**Opdrachten:**
1. Geef uit de tekst over het Noorse experiment het stuk van "Wie in Noorwegen" tot en met "nu ‘business as usual’." letterlijk opnieuw weer.
2. Noem alle getallen die in de twee alinea's over Olav Roeyset in de tekst over het Noorse experiment in cijfers zijn geschreven.
3. Pak de tekst over het Noorse experiment weer op en schrijf verder na de laatste zin die er staat.

**Documenttekst:**
----------
Het Noorse experiment

Wie in Noorwegen het verplichte quotum van vier vrouwen op tien commissarissen negeert, riskeert bedrijfsopheffing. Wat in Nederland ondenkbaar lijkt, is er na vijf jaar wennen nu ‘business as usual’.

SECTION: WEEKEND; Pg. 13 Het Financieele Dagblad | LENGTH: 1892 woorden | GRAPHIC: Wouter Tulp | Comic House Oosterbeek

Olav Roeyset zoekt een vrouw. En snel. Niet om zijn privéleven op te fleuren, maar voor de raad van commissarissen van zijn beursgenoteerde meubelbedrijf. Terwijl die achtkoppige raad al drie vrouwen telt! De kleine bestuursvoorzitter van het Noorse Hjellegjerde zakt wat dieper weg in een van de leren fauteuils die her en der geclusterd staan in de statige lobby van het Bristol Hotel in hartje Oslo. ‘Ik word gedwongen een goede commissaris naar huis te sturen terwijl ik mijn goed op elkaar ingespeelde team juist nu hard nodig heb’, zegt hij met een mengeling van gêne en irritatie. Want hij had het natuurlijk kunnen zien aankomen. Het Noorse parlement – dat een paar straten verderop zetelt – nam namelijk al in 2003 de wet aan waar Roeyset nu tegenaan hikt. Vanaf 1 januari dit jaar verplicht Noorwegen alle beursgenoteerde bedrijven en bedrijven met een zelfverkozen groep aandeelhouders om zich te houden aan een genderminimum van 40% in de raad van commissarissen. Op straffe van opheffing.

Olav Roeyset dacht dat het zo’n vaart niet zou lopen. ‘We hadden gehoopt dat de overheid coulant zou zijn en ons team het uit zou kunnen zitten tot de aandeelhoudersvergadering in mei’, vertelt hij. Hij kijkt de lobby rond, waar de top van het Noorse bedrijfsleven zich in victoriaanse stijl aan geïmporteerde luxe laaft. Alles is er als vanouds. Zakenmannen in pak steken sigaren op en niets verraadt de fluwelen revolutie die zich in Noorwegen heeft voltrokken.
----------
**Overzicht:**
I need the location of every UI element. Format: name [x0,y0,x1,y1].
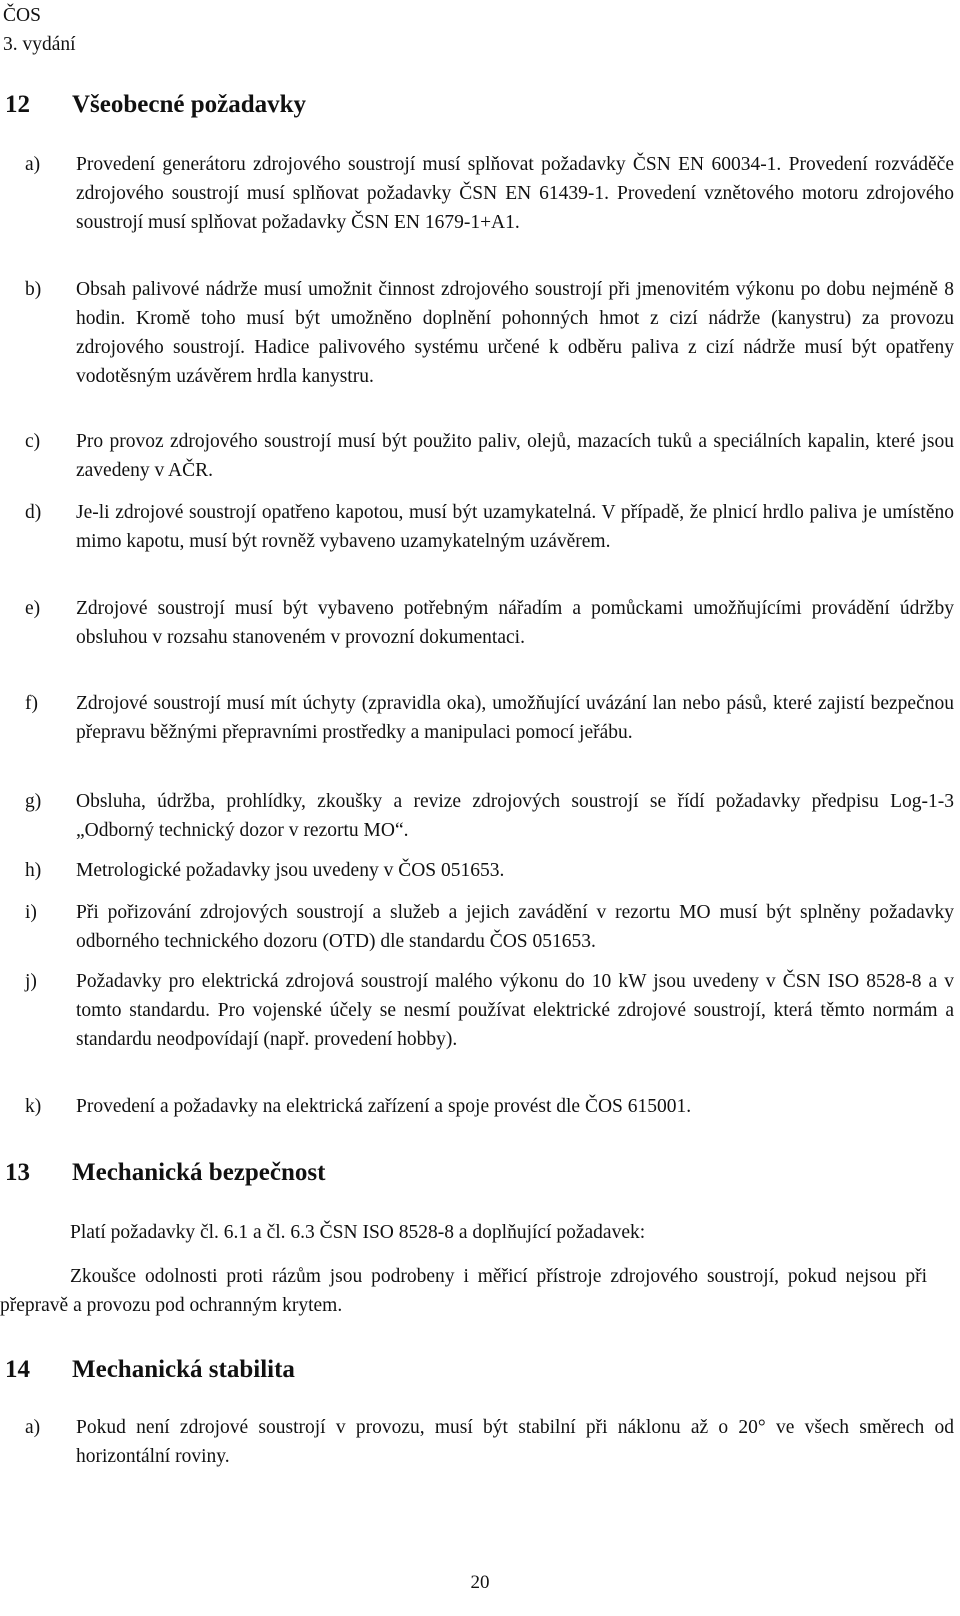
item-text: Pokud není zdrojové soustrojí v provozu, musí být stabilní při náklonu až o 20° ve všech směrech od horizontální roviny. [76,1417,954,1467]
section-number: 14 [5,1356,30,1383]
item-text: Je-li zdrojové soustrojí opatřeno kapotou, musí být uzamykatelná. V případě, že plnicí hrdlo paliva je umístěno mimo kapotu, musí být rovněž vybaveno uzamykatelným uzávěrem. [76,502,954,552]
item-text: Zdrojové soustrojí musí být vybaveno potřebným nářadím a pomůckami umožňujícími provádění údržby obsluhou v rozsahu stanoveném v provozní dokumentaci. [76,598,954,648]
list-item-12f [25,689,960,747]
section-number: 12 [5,91,30,118]
section-13-paragraph-1: Platí požadavky čl. 6.1 a čl. 6.3 ČSN ISO 8528-8 a doplňující požadavek: [70,1222,646,1243]
section-title: Mechanická stabilita [72,1356,295,1383]
item-label: a) [25,1417,41,1438]
item-text: Pro provoz zdrojového soustrojí musí být použito paliv, olejů, mazacích tuků a speciálních kapalin, které jsou zavedeny v AČR. [76,431,954,481]
section-heading-13 [5,1158,325,1188]
section-title: Mechanická bezpečnost [72,1159,326,1186]
item-label: c) [25,431,41,452]
section-13-paragraph-2: Zkoušce odolnosti proti rázům jsou podrobeny i měřicí přístroje zdrojového soustrojí, pokud nejsou při přepravě a provozu pod ochranným krytem. [0,1266,927,1316]
item-text: Provedení generátoru zdrojového soustrojí musí splňovat požadavky ČSN EN 60034-1. Provedení rozváděče zdrojového soustrojí musí splňovat požadavky ČSN EN 61439-1. Provedení vznětového motoru zdrojového soustrojí musí splňovat požadavky ČSN EN 1679-1+A1. [76,154,954,233]
list-item-12g [25,787,960,845]
item-text: Metrologické požadavky jsou uvedeny v ČOS 051653. [76,860,505,881]
list-item-12d [25,498,960,556]
item-text: Při pořizování zdrojových soustrojí a služeb a jejich zavádění v rezortu MO musí být splněny požadavky odborného technického dozoru (OTD) dle standardu ČOS 051653. [76,902,954,952]
item-label: g) [25,791,42,812]
item-text: Zdrojové soustrojí musí mít úchyty (zpravidla oka), umožňující uvázání lan nebo pásů, které zajistí bezpečnou přepravu běžnými přepravními prostředky a manipulaci pomocí jeřábu. [76,693,954,743]
header-edition: 3. vydání [3,34,76,55]
item-text: Obsah palivové nádrže musí umožnit činnost zdrojového soustrojí při jmenovitém výkonu po dobu nejméně 8 hodin. Kromě toho musí být umožněno doplnění pohonných hmot z cizí nádrže (kanystru) za provozu zdrojového soustrojí. Hadice palivového systému určené k odběru paliva z cizí nádrže musí být opatřeny vodotěsným uzávěrem hrdla kanystru. [76,279,954,387]
item-label: i) [25,902,37,923]
list-item-12k [25,1092,960,1121]
item-text: Provedení a požadavky na elektrická zařízení a spoje provést dle ČOS 615001. [76,1096,692,1117]
list-item-12h [25,856,960,885]
list-item-12i [25,898,960,956]
item-label: b) [25,279,42,300]
item-label: h) [25,860,42,881]
item-label: j) [25,971,37,992]
list-item-12c [25,427,960,485]
section-number: 13 [5,1159,30,1186]
list-item-12e [25,594,960,652]
list-item-12j [25,967,960,1054]
item-label: k) [25,1096,42,1117]
item-label: a) [25,154,41,175]
section-heading-14 [5,1355,295,1385]
list-item-14a [25,1413,960,1471]
item-text: Požadavky pro elektrická zdrojová soustrojí malého výkonu do 10 kW jsou uvedeny v ČSN ISO 8528-8 a v tomto standardu. Pro vojenské účely se nesmí používat elektrické zdrojové soustrojí, která těmto normám a standardu neodpovídají (např. provedení hobby). [76,971,954,1050]
header-standard: ČOS [3,5,41,26]
item-text: Obsluha, údržba, prohlídky, zkoušky a revize zdrojových soustrojí se řídí požadavky předpisu Log-1-3 „Odborný technický dozor v rezortu MO“. [76,791,954,841]
section-title: Všeobecné požadavky [72,91,307,118]
page-number: 20 [470,1572,490,1593]
item-label: e) [25,598,41,619]
item-label: f) [25,693,38,714]
item-label: d) [25,502,42,523]
list-item-12b [25,275,960,391]
section-heading-12 [5,90,306,120]
list-item-12a [25,150,960,237]
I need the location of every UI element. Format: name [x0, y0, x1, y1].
----------
**Antwoorden:**
1.
Wie in Noorwegen het verplichte quotum van vier vrouwen op tien commissarissen negeert, riskeert bedrijfsopheffing. Wat in Nederland ondenkbaar lijkt, is er na vijf jaar wennen nu ‘business as usual’.

2.
- 2003
- 1 (in "1 januari")
- 40 (in "40%")

3.
Roeyset heeft verkeerd gegokt. Samen met 77 andere bedrijven kreeg hij onlangs een brief van het ministerie voor emancipatie en gezin. In de maand uitstel die hem gegeven is moet hij alsnog een extra vrouw vinden – ook al zit hij midden in een reorganisatie. ‘We hebben de wet verkeerd geïnterpreteerd’, legt hij uit. ‘Het quotum geldt alleen voor door de aandeelhouders verkozen commissarissen. Onze werknemersvertegenwoordigster telt niet.’ Maar hoe vervelend hij dat ook vindt, en hoe principieel onjuist hij de inmenging in zijn ondernemingsbeleid ook noemt, hij gelooft dat quota ‘een noodzakelijk kwaad’ zijn. ‘Op de lange termijn zullen we er allemaal van profiteren.’

Vijf jaar geleden dacht de werkgeversorganisatie NHO daar nog heel anders over. De vrouwelijke voorzitter Sigrun Vågeng waarschuwde veelvuldig voor de rampzalige gevolgen van een quotum. Buitenlandse investeerders zouden zich terugtrekken en binnen de gestelde termijn voldoende capabele vrouwen vinden leek ondenkbaar. Maar volgens de laatste cijfers voldoet inmiddels 90% van de 460 bedrijven aan de wet, wat neerkomt op 38% vrouwelijke commissarissen in de top van het Noorse bedrijfsleven, veruit het hoogste percentage ter wereld. In 2003 was dat met 6% net iets lager dan in Nederland nu: 6,9%.

Ook de investeerders bleven. Sterker nog: niet eerder telde Noorwegen zoveel investeringen van buiten als in de laatste twee jaar. Dat bedrijven werkelijk gevaar lopen om te worden opgeheven, verwacht inmiddels niemand meer, ook al beklemtoont minister Manuela Ramin-Osmundsen van emancipatie en gezin dat aan de wet moet worden voldaan. ‘De ervaring leert dat de meeste bedrijven die wij wijzen op hun tekortkomingen deze corrigeren binnen de aangegeven termijn’, zegt zij. De werkgeversclub legt de verantwoordelijkheid liever bij de overheid. ‘Zo ver gaan dat honderden werknemers op straat komen te staan? Dat zullen ze niet durven’, zegt Vågeng.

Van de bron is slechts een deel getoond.